Collected data entries
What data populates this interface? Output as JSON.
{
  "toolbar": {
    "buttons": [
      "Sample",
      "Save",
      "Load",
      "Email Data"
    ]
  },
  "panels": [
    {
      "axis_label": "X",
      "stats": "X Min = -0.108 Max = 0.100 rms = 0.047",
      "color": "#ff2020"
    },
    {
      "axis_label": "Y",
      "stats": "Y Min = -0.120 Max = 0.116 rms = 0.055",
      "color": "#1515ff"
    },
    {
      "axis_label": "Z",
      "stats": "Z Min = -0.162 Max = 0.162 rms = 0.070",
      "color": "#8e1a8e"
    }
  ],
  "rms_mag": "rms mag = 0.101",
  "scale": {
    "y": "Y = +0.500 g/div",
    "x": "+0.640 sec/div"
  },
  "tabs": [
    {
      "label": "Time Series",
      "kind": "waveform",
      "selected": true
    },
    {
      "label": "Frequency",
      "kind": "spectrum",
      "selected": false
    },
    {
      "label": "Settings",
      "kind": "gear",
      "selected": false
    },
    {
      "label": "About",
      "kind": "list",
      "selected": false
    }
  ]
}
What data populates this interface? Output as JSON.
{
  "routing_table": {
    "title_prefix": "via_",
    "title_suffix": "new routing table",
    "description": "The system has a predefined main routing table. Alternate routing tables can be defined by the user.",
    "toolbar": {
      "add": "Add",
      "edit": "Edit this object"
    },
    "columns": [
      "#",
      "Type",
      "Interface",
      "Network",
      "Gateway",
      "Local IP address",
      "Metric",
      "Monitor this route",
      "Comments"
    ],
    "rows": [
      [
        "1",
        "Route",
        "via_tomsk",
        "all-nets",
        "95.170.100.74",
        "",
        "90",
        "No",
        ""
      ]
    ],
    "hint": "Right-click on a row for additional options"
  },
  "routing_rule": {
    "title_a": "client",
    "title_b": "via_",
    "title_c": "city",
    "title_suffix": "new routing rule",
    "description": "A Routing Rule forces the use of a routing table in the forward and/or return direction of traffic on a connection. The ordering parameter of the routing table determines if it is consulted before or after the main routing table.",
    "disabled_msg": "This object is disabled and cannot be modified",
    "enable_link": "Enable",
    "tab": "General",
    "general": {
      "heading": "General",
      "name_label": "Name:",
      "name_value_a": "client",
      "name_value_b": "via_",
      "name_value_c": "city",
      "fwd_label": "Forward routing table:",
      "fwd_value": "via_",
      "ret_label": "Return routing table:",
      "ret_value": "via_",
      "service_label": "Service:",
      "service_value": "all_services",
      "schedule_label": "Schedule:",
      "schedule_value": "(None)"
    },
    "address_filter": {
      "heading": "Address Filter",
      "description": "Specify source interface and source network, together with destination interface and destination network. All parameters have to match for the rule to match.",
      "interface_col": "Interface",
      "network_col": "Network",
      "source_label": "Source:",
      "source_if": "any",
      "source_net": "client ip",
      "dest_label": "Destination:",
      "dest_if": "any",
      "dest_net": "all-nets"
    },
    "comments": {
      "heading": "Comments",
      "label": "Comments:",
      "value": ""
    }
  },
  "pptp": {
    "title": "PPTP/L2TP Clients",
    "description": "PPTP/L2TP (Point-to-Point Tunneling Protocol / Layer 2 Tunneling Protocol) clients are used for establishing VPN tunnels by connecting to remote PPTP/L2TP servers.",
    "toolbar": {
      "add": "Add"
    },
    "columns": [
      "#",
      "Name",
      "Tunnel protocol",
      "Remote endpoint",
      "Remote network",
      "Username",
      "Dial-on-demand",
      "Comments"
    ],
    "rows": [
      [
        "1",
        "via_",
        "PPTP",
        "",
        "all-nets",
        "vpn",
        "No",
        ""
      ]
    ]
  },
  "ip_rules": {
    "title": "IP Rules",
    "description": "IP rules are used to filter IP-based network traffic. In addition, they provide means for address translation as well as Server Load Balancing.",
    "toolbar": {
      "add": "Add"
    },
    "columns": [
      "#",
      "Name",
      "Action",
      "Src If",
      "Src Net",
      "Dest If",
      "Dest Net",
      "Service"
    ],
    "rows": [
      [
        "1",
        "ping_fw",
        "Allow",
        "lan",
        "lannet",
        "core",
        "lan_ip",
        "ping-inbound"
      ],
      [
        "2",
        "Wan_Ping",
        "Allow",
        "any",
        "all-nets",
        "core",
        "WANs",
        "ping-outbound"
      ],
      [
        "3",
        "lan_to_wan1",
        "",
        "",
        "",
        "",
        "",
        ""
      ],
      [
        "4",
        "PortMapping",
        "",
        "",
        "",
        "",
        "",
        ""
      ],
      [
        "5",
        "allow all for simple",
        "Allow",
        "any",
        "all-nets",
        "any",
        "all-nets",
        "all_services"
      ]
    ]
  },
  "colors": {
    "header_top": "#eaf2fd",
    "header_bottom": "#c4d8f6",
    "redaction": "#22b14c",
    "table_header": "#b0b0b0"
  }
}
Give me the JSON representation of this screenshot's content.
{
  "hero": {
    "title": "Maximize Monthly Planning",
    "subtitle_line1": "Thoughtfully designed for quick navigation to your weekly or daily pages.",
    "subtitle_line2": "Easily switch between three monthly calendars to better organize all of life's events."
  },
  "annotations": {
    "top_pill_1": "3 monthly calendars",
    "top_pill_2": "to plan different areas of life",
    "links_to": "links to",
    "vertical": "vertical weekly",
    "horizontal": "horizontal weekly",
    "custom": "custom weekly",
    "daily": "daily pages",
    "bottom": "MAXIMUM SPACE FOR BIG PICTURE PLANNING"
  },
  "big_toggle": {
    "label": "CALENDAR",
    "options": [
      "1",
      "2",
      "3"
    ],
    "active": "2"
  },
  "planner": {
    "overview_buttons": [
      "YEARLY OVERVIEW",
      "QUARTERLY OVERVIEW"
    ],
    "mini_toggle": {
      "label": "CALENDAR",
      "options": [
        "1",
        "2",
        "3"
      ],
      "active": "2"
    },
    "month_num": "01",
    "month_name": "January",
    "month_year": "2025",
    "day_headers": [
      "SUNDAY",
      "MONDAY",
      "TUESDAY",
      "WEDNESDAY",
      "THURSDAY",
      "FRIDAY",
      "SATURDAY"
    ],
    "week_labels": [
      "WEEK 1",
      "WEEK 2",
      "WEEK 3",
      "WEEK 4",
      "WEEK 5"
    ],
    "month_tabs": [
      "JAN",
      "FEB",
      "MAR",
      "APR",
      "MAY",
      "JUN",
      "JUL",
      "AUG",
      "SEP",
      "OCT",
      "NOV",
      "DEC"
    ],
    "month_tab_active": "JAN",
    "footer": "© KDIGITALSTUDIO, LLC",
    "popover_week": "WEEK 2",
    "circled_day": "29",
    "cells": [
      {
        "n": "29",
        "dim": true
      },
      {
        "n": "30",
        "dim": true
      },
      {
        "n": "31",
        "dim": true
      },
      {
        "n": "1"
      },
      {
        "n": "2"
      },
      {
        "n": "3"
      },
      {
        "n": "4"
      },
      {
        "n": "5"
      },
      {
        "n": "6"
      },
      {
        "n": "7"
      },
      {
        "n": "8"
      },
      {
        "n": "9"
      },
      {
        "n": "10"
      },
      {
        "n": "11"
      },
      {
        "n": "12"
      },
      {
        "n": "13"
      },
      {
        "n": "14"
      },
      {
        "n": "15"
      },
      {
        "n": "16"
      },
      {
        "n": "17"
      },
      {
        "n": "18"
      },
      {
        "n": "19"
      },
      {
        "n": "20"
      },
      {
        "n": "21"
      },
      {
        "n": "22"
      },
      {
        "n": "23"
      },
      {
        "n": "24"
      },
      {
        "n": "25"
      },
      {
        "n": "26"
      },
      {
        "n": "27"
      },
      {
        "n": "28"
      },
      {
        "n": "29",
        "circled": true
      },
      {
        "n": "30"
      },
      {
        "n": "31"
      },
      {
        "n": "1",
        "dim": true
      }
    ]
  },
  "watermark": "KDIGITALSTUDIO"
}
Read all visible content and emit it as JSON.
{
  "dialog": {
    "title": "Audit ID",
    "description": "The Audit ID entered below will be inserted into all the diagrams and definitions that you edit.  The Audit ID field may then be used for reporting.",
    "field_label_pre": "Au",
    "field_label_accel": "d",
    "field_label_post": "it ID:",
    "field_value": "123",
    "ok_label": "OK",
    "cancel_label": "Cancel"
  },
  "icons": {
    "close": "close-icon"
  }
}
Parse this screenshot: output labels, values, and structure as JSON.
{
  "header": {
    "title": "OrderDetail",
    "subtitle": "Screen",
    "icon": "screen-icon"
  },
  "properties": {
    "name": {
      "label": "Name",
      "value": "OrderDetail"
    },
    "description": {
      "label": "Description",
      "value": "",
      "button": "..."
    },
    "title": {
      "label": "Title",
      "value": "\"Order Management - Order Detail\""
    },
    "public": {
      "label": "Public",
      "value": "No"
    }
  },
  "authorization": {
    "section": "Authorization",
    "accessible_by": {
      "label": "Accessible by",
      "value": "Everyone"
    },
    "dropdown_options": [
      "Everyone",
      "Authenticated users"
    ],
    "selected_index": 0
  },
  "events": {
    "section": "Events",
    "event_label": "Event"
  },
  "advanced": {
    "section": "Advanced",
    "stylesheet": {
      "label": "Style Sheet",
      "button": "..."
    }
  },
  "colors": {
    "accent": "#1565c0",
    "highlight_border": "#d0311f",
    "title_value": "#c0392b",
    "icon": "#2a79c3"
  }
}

# TASK GOAL
Gather each line of the listing containing the word "KDIGITALSTUDIO" and show it.

# TASK RESULT
    "footer": "© KDIGITALSTUDIO, LLC",
  "watermark": "KDIGITALSTUDIO"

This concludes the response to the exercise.